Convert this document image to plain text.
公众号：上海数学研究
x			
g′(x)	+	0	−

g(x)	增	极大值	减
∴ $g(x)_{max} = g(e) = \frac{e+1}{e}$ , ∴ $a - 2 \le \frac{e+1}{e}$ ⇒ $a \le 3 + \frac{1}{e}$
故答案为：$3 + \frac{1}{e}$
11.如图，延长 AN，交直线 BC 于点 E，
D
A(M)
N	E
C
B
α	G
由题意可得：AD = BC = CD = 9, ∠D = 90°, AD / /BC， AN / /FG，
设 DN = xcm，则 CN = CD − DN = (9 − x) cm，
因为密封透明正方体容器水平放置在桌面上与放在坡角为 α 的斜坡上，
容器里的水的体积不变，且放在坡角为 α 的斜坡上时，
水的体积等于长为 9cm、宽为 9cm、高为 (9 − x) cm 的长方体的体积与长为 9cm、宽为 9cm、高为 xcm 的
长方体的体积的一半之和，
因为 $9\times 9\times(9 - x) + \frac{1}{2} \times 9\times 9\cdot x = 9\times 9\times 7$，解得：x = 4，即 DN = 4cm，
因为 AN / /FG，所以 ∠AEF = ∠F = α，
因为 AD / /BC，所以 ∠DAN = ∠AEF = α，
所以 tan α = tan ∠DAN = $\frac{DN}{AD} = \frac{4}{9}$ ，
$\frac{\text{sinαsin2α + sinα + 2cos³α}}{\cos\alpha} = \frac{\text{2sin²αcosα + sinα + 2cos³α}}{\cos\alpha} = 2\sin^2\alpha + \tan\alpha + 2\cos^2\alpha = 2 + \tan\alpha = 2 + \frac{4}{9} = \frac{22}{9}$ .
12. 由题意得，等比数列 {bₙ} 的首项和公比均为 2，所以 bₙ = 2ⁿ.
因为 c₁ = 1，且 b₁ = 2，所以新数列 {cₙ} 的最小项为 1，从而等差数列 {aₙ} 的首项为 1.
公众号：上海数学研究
■ ■ ■ ■ ■
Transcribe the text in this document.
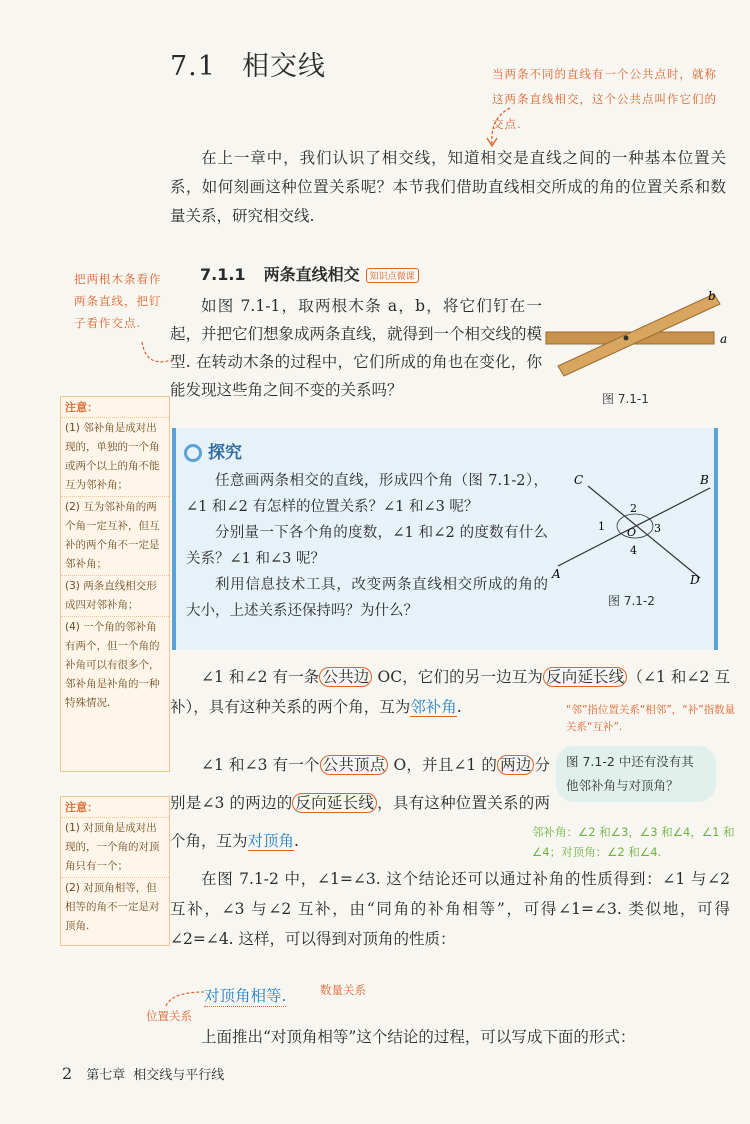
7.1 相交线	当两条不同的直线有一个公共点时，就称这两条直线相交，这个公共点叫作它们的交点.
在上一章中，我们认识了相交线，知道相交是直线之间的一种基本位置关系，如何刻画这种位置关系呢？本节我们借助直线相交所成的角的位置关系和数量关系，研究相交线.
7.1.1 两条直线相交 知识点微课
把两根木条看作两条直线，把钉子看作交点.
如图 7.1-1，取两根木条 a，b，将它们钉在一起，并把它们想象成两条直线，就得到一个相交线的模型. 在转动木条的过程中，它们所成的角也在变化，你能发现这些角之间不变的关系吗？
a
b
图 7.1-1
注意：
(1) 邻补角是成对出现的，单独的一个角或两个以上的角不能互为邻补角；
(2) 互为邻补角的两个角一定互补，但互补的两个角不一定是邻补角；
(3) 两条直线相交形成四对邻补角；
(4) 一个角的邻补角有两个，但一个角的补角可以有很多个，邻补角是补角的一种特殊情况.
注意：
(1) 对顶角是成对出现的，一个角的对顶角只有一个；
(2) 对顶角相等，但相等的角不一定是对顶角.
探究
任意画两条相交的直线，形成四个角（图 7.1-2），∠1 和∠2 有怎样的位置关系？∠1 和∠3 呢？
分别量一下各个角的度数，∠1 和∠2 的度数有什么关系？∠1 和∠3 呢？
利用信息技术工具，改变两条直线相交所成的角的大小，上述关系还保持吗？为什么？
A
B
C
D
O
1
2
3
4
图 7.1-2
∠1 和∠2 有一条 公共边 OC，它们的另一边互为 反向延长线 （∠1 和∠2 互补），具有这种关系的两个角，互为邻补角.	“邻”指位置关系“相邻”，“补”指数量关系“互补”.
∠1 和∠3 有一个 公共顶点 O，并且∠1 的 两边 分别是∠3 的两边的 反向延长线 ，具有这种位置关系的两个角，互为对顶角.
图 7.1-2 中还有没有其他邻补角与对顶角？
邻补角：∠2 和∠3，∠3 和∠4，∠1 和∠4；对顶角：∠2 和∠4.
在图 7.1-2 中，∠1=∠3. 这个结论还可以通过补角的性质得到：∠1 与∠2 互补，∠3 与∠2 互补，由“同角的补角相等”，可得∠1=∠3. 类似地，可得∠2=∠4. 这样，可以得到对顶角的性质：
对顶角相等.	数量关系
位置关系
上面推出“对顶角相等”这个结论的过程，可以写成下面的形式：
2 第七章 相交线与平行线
■ ■ ■ ■ ■
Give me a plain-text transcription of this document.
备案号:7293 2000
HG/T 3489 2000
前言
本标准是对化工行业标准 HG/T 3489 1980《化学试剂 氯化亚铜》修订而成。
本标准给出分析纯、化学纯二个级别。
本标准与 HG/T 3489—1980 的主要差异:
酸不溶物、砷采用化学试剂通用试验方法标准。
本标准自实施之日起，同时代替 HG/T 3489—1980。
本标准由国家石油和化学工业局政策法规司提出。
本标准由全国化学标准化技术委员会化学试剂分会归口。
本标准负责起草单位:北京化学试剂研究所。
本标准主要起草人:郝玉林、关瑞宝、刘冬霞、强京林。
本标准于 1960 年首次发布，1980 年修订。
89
■ ■ ■ ■ ■
→ Description of the task: Copy out every line with the word "plain".

→ Problem solution:
Convert this document image to plain text.
Give me a plain-text transcription of this document.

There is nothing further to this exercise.